Extracted records:
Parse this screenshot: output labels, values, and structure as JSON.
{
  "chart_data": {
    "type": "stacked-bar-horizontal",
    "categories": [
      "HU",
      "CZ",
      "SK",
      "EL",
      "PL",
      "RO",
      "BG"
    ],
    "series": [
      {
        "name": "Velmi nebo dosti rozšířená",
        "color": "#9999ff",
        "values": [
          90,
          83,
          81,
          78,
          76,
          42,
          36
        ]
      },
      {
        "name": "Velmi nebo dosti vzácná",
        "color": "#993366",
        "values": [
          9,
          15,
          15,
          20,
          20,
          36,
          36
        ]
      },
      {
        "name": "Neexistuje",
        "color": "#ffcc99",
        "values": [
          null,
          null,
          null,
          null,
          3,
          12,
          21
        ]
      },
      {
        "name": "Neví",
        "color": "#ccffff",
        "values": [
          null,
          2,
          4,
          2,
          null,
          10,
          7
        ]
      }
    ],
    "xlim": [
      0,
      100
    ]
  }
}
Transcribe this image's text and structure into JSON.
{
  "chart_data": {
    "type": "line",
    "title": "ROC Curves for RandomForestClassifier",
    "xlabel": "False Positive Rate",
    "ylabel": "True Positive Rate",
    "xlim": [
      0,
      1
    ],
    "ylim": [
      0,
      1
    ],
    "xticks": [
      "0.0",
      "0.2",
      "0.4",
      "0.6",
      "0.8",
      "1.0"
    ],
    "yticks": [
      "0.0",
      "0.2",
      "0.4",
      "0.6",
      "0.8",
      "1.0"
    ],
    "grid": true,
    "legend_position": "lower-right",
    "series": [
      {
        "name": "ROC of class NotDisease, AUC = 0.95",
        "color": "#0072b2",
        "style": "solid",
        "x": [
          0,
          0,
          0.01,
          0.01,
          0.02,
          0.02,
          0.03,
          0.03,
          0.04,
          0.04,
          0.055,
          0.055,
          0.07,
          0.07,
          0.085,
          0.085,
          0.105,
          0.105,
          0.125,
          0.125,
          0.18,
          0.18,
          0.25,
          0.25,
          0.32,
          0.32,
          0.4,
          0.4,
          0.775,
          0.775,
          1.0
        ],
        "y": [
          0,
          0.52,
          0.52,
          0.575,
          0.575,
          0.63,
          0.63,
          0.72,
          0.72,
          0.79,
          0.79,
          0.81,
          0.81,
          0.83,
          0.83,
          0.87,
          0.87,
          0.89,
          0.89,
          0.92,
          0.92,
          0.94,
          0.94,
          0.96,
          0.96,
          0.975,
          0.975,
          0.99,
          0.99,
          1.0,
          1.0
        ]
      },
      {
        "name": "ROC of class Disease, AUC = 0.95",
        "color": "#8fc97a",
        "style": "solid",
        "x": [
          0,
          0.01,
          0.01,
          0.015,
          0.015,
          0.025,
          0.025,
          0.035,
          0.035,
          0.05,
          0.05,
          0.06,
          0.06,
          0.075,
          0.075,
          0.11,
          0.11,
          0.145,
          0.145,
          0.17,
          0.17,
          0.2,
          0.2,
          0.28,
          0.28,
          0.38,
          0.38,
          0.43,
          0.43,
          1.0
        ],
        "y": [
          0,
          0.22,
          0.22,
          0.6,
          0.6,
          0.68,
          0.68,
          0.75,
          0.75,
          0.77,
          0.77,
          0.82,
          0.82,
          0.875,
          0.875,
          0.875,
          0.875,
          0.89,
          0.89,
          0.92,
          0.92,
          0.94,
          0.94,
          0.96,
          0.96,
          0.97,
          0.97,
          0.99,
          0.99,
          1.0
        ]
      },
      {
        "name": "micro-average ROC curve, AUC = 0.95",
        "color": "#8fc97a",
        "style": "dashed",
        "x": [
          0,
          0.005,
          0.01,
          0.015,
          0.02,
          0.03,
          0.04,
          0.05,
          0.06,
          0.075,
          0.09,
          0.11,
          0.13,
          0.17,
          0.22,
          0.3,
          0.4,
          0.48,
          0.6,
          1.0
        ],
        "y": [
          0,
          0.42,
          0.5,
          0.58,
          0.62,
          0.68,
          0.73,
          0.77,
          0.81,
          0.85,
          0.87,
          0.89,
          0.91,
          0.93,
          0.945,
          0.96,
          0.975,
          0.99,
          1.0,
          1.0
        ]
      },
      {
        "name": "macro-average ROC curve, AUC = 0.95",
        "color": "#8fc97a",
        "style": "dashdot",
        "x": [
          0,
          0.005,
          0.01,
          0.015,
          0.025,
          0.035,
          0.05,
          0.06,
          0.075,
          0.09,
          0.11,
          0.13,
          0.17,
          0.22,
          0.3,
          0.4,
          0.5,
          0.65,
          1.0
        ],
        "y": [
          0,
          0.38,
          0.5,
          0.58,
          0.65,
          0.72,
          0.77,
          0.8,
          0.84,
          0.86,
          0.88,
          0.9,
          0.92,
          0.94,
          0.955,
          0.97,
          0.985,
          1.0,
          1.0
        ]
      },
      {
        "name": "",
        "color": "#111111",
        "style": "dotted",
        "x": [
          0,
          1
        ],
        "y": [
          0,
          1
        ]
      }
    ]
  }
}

> What the task asks
Lines containing the word "average" must all be returned from the material above.

> Written answer
        "name": "micro-average ROC curve, AUC = 0.95",
        "name": "macro-average ROC curve, AUC = 0.95",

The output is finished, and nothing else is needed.